[Dataset entries]
■ ■ ■ ■
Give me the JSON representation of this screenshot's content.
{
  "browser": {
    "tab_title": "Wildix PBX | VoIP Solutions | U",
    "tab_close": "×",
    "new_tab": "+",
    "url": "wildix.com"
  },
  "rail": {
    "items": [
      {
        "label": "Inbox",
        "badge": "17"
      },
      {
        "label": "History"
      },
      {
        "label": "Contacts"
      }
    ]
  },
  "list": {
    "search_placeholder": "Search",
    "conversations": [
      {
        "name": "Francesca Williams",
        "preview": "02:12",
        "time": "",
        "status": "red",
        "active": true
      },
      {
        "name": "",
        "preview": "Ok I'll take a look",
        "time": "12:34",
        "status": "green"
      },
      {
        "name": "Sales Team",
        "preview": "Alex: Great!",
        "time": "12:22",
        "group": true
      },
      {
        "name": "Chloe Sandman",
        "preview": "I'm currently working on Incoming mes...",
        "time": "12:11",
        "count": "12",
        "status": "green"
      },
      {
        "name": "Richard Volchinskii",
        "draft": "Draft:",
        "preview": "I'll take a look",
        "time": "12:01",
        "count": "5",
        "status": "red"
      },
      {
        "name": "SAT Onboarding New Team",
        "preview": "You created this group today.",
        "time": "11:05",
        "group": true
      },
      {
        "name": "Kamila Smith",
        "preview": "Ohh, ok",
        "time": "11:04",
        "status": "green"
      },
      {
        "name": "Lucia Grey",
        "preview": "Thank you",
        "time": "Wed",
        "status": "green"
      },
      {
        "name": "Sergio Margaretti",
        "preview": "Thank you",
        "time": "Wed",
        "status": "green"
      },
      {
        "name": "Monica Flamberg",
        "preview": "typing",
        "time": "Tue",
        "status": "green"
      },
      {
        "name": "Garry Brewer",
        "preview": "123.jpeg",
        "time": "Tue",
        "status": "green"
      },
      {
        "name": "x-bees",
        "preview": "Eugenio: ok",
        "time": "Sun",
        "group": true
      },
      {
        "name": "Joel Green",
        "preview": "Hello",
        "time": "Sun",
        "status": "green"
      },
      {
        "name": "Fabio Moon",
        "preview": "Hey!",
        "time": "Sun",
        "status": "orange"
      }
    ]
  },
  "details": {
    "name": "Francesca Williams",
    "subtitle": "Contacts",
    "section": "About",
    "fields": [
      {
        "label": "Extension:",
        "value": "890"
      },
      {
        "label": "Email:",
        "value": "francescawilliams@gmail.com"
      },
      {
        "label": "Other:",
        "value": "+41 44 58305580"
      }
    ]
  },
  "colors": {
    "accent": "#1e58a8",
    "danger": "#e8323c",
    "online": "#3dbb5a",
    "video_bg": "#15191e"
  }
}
■ ■ ■ ■
- _Exercise requirements_: Write out the entire listing exactly.

- _Exercise output_:
Give me the JSON representation of this screenshot's content.
{
  "browser": {
    "tab_title": "Wildix PBX | VoIP Solutions | U",
    "tab_close": "×",
    "new_tab": "+",
    "url": "wildix.com"
  },
  "rail": {
    "items": [
      {
        "label": "Inbox",
        "badge": "17"
      },
      {
        "label": "History"
      },
      {
        "label": "Contacts"
      }
    ]
  },
  "list": {
    "search_placeholder": "Search",
    "conversations": [
      {
        "name": "Francesca Williams",
        "preview": "02:12",
        "time": "",
        "status": "red",
        "active": true
      },
      {
        "name": "",
        "preview": "Ok I'll take a look",
        "time": "12:34",
        "status": "green"
      },
      {
        "name": "Sales Team",
        "preview": "Alex: Great!",
        "time": "12:22",
        "group": true
      },
      {
        "name": "Chloe Sandman",
        "preview": "I'm currently working on Incoming mes...",
        "time": "12:11",
        "count": "12",
        "status": "green"
      },
      {
        "name": "Richard Volchinskii",
        "draft": "Draft:",
        "preview": "I'll take a look",
        "time": "12:01",
        "count": "5",
        "status": "red"
      },
      {
        "name": "SAT Onboarding New Team",
        "preview": "You created this group today.",
        "time": "11:05",
        "group": true
      },
      {
        "name": "Kamila Smith",
        "preview": "Ohh, ok",
        "time": "11:04",
        "status": "green"
      },
      {
        "name": "Lucia Grey",
        "preview": "Thank you",
        "time": "Wed",
        "status": "green"
      },
      {
        "name": "Sergio Margaretti",
        "preview": "Thank you",
        "time": "Wed",
        "status": "green"
      },
      {
        "name": "Monica Flamberg",
        "preview": "typing",
        "time": "Tue",
        "status": "green"
      },
      {
        "name": "Garry Brewer",
        "preview": "123.jpeg",
        "time": "Tue",
        "status": "green"
      },
      {
        "name": "x-bees",
        "preview": "Eugenio: ok",
        "time": "Sun",
        "group": true
      },
      {
        "name": "Joel Green",
        "preview": "Hello",
        "time": "Sun",
        "status": "green"
      },
      {
        "name": "Fabio Moon",
        "preview": "Hey!",
        "time": "Sun",
        "status": "orange"
      }
    ]
  },
  "details": {
    "name": "Francesca Williams",
    "subtitle": "Contacts",
    "section": "About",
    "fields": [
      {
        "label": "Extension:",
        "value": "890"
      },
      {
        "label": "Email:",
        "value": "francescawilliams@gmail.com"
      },
      {
        "label": "Other:",
        "value": "+41 44 58305580"
      }
    ]
  },
  "colors": {
    "accent": "#1e58a8",
    "danger": "#e8323c",
    "online": "#3dbb5a",
    "video_bg": "#15191e"
  }
}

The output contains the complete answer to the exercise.